Task prompt ::
Reproduce, character for character, the lines running from the start of the entries through the line containing "treemap-cell[interactable]: auto 1,800", with both of these lines included.

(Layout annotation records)
— begin —

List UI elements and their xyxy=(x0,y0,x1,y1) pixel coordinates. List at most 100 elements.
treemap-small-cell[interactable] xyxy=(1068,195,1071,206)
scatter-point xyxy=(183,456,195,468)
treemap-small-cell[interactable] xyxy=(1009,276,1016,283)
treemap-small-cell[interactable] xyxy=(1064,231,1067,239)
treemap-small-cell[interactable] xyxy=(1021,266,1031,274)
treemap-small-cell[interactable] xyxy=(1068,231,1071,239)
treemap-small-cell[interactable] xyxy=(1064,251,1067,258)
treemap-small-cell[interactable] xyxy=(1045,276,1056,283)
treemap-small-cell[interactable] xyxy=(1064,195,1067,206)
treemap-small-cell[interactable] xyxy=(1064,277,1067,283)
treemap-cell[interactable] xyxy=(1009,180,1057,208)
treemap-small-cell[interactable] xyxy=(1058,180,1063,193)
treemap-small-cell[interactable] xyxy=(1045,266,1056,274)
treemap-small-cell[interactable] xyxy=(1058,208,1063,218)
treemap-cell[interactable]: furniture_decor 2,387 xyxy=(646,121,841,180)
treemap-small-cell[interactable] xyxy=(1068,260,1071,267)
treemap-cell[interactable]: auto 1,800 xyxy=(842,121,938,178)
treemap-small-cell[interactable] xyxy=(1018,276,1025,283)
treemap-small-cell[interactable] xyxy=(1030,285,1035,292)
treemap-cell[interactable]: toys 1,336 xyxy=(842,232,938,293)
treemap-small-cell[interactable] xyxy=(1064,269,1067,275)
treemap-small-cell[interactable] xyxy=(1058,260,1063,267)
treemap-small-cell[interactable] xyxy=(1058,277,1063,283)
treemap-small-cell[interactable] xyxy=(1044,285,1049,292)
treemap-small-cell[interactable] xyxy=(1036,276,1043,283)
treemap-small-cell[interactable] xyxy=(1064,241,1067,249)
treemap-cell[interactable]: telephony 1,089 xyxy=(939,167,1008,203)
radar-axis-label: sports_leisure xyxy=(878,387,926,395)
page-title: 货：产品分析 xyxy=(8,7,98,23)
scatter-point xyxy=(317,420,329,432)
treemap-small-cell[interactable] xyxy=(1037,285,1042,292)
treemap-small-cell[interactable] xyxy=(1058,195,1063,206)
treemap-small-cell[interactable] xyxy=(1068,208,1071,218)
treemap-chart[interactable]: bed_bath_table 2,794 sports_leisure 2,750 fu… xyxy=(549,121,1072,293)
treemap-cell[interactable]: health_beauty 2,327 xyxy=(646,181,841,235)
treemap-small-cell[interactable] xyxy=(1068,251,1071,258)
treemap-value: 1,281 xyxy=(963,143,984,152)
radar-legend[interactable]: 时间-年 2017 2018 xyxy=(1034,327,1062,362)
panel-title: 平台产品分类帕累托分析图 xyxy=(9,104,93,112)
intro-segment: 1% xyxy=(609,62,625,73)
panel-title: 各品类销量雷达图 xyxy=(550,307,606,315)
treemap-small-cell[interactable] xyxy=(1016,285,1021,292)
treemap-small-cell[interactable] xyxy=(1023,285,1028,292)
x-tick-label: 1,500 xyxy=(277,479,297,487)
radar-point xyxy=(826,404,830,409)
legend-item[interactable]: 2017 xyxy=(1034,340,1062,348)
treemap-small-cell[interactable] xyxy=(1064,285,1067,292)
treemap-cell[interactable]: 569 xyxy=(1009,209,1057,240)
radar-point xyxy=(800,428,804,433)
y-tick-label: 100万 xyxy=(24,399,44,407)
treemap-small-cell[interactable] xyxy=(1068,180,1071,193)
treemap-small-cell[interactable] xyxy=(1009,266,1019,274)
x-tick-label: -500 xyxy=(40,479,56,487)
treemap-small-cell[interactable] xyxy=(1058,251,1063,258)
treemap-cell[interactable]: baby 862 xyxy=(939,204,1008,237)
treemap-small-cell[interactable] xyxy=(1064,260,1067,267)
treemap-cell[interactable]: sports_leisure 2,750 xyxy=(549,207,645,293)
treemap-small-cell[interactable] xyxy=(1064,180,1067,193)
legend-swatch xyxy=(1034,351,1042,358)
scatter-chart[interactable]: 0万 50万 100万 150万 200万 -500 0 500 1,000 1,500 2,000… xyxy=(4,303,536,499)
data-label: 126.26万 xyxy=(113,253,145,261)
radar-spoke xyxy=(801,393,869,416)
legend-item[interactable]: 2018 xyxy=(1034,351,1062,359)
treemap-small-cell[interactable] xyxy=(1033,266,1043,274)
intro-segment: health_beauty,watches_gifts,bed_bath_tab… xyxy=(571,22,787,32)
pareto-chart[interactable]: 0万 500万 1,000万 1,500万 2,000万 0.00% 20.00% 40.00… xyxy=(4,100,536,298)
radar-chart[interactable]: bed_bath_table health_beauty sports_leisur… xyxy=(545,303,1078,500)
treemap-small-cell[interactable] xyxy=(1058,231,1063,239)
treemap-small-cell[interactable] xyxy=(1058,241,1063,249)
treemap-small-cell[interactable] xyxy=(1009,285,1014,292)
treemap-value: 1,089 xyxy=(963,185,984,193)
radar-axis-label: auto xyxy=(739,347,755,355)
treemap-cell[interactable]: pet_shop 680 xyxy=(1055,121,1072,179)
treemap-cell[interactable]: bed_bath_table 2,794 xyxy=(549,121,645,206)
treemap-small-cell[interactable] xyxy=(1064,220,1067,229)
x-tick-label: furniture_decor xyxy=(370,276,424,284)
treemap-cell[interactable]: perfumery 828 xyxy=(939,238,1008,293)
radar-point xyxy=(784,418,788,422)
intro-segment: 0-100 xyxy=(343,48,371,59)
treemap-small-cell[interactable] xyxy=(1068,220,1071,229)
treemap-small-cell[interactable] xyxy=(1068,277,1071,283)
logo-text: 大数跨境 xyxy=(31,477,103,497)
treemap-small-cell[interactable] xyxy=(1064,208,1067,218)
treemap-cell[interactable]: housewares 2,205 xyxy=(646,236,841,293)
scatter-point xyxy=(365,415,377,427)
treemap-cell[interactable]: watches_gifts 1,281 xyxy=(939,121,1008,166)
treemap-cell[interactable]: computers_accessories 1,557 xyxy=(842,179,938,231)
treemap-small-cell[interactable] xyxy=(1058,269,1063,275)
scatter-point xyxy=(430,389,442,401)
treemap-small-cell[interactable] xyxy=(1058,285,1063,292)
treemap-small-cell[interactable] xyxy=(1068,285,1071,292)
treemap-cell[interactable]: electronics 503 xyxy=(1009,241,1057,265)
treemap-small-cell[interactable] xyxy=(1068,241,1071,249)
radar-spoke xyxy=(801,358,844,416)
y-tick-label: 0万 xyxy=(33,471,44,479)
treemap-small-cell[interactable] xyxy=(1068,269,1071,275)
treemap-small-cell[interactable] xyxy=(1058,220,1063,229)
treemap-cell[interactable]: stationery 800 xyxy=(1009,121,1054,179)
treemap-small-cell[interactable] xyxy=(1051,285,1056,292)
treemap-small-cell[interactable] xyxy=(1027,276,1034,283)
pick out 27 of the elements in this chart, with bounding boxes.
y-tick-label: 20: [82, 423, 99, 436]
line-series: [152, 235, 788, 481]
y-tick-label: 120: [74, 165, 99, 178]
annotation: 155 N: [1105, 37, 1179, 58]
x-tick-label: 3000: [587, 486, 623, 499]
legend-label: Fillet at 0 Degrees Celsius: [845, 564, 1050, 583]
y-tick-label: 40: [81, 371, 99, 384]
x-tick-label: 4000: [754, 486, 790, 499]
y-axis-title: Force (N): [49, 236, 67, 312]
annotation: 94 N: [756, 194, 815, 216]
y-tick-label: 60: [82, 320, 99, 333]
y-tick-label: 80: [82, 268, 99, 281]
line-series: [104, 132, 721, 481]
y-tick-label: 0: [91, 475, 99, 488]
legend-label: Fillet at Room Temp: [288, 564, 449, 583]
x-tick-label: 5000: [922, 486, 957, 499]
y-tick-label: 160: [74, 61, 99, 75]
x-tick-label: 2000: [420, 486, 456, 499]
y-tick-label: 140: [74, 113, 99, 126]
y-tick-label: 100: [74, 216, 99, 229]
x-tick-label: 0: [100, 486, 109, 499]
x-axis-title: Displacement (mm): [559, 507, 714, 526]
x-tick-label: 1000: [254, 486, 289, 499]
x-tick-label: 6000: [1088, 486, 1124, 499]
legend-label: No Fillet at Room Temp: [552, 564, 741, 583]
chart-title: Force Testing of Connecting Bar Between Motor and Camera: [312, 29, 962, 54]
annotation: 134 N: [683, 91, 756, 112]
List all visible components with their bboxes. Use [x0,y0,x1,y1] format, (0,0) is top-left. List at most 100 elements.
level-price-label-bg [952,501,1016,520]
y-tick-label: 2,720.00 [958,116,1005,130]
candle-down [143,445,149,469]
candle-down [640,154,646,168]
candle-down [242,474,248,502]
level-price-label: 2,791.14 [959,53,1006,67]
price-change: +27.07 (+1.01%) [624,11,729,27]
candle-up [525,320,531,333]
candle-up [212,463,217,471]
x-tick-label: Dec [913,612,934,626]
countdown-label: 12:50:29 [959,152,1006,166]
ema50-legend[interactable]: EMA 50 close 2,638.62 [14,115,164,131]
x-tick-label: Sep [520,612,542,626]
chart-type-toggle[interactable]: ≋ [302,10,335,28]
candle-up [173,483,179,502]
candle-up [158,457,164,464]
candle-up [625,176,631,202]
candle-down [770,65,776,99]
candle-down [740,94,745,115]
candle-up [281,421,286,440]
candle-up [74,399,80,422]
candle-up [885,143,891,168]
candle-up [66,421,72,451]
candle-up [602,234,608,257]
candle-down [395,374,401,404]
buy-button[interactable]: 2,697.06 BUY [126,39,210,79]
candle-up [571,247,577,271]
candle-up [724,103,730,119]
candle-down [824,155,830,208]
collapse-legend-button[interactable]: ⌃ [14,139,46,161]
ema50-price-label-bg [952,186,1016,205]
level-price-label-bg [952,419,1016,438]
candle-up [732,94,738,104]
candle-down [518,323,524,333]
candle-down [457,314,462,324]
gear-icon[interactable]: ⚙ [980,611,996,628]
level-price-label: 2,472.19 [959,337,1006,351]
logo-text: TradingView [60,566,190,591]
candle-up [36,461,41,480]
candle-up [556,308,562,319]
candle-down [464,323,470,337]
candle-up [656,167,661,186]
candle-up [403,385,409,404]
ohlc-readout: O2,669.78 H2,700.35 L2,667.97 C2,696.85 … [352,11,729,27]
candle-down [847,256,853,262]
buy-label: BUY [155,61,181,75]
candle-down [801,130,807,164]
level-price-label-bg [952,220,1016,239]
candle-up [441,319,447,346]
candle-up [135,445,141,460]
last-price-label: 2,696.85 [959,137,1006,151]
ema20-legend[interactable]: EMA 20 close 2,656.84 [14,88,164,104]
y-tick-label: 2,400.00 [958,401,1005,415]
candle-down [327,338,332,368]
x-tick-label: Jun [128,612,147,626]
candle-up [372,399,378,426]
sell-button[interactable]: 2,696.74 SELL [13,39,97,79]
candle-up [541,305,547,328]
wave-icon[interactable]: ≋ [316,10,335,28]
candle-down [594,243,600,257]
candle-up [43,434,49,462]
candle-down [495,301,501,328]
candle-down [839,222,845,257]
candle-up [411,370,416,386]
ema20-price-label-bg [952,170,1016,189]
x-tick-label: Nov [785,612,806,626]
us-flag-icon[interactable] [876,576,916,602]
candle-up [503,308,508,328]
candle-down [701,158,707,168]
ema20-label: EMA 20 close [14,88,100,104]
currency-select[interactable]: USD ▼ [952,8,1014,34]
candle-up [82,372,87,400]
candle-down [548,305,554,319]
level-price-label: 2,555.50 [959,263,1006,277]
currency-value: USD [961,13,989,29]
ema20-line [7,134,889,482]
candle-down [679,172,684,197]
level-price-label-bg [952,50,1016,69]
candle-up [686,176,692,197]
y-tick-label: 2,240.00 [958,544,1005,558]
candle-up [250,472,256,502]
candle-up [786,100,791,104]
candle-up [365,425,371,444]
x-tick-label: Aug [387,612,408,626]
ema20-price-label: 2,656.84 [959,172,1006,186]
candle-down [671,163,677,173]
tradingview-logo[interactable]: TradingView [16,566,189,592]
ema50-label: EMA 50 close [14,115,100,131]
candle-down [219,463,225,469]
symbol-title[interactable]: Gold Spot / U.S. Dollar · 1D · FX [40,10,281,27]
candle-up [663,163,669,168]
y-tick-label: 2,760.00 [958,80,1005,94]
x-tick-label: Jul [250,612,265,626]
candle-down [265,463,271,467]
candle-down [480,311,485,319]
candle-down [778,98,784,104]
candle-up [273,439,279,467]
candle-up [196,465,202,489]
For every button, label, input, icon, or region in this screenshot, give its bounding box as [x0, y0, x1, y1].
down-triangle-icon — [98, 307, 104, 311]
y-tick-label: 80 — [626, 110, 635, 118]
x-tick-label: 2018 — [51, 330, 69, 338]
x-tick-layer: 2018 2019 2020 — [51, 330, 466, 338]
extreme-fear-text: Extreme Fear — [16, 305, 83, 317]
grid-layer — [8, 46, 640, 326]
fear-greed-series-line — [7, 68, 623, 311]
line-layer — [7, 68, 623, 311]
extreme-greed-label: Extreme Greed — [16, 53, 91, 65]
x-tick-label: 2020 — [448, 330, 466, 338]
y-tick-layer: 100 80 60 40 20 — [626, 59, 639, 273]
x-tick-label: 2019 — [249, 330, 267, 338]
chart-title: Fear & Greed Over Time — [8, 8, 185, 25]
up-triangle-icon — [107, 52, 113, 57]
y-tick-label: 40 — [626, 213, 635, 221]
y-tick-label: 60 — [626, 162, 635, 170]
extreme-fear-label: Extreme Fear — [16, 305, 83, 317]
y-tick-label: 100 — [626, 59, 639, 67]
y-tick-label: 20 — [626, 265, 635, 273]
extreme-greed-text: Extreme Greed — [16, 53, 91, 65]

— end —

Finished exercise ::
List UI elements and their xyxy=(x0,y0,x1,y1) pixel coordinates. List at most 100 elements.
treemap-small-cell[interactable] xyxy=(1068,195,1071,206)
scatter-point xyxy=(183,456,195,468)
treemap-small-cell[interactable] xyxy=(1009,276,1016,283)
treemap-small-cell[interactable] xyxy=(1064,231,1067,239)
treemap-small-cell[interactable] xyxy=(1021,266,1031,274)
treemap-small-cell[interactable] xyxy=(1068,231,1071,239)
treemap-small-cell[interactable] xyxy=(1064,251,1067,258)
treemap-small-cell[interactable] xyxy=(1045,276,1056,283)
treemap-small-cell[interactable] xyxy=(1064,195,1067,206)
treemap-small-cell[interactable] xyxy=(1064,277,1067,283)
treemap-cell[interactable] xyxy=(1009,180,1057,208)
treemap-small-cell[interactable] xyxy=(1058,180,1063,193)
treemap-small-cell[interactable] xyxy=(1045,266,1056,274)
treemap-small-cell[interactable] xyxy=(1058,208,1063,218)
treemap-cell[interactable]: furniture_decor 2,387 xyxy=(646,121,841,180)
treemap-small-cell[interactable] xyxy=(1068,260,1071,267)
treemap-cell[interactable]: auto 1,800 xyxy=(842,121,938,178)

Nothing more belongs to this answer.